[start of Supplied entries]
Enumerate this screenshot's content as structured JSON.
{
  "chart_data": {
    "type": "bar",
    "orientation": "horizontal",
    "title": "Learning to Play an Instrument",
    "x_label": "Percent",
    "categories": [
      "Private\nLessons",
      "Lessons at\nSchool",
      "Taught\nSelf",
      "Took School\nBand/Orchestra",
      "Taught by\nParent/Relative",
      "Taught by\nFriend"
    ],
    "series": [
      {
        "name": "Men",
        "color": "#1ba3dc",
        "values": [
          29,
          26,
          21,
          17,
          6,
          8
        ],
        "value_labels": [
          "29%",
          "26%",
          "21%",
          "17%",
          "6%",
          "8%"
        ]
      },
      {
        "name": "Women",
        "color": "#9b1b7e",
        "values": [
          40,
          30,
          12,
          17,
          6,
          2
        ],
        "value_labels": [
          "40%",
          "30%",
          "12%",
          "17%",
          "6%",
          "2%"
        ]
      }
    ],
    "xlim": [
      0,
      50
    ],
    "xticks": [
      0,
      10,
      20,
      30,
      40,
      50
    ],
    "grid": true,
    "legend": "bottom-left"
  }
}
[end of Supplied entries]
Goal —
Repeat each of the entries above precisely as given.

Output below —
Enumerate this screenshot's content as structured JSON.
{
  "chart_data": {
    "type": "bar",
    "orientation": "horizontal",
    "title": "Learning to Play an Instrument",
    "x_label": "Percent",
    "categories": [
      "Private\nLessons",
      "Lessons at\nSchool",
      "Taught\nSelf",
      "Took School\nBand/Orchestra",
      "Taught by\nParent/Relative",
      "Taught by\nFriend"
    ],
    "series": [
      {
        "name": "Men",
        "color": "#1ba3dc",
        "values": [
          29,
          26,
          21,
          17,
          6,
          8
        ],
        "value_labels": [
          "29%",
          "26%",
          "21%",
          "17%",
          "6%",
          "8%"
        ]
      },
      {
        "name": "Women",
        "color": "#9b1b7e",
        "values": [
          40,
          30,
          12,
          17,
          6,
          2
        ],
        "value_labels": [
          "40%",
          "30%",
          "12%",
          "17%",
          "6%",
          "2%"
        ]
      }
    ],
    "xlim": [
      0,
      50
    ],
    "xticks": [
      0,
      10,
      20,
      30,
      40,
      50
    ],
    "grid": true,
    "legend": "bottom-left"
  }
}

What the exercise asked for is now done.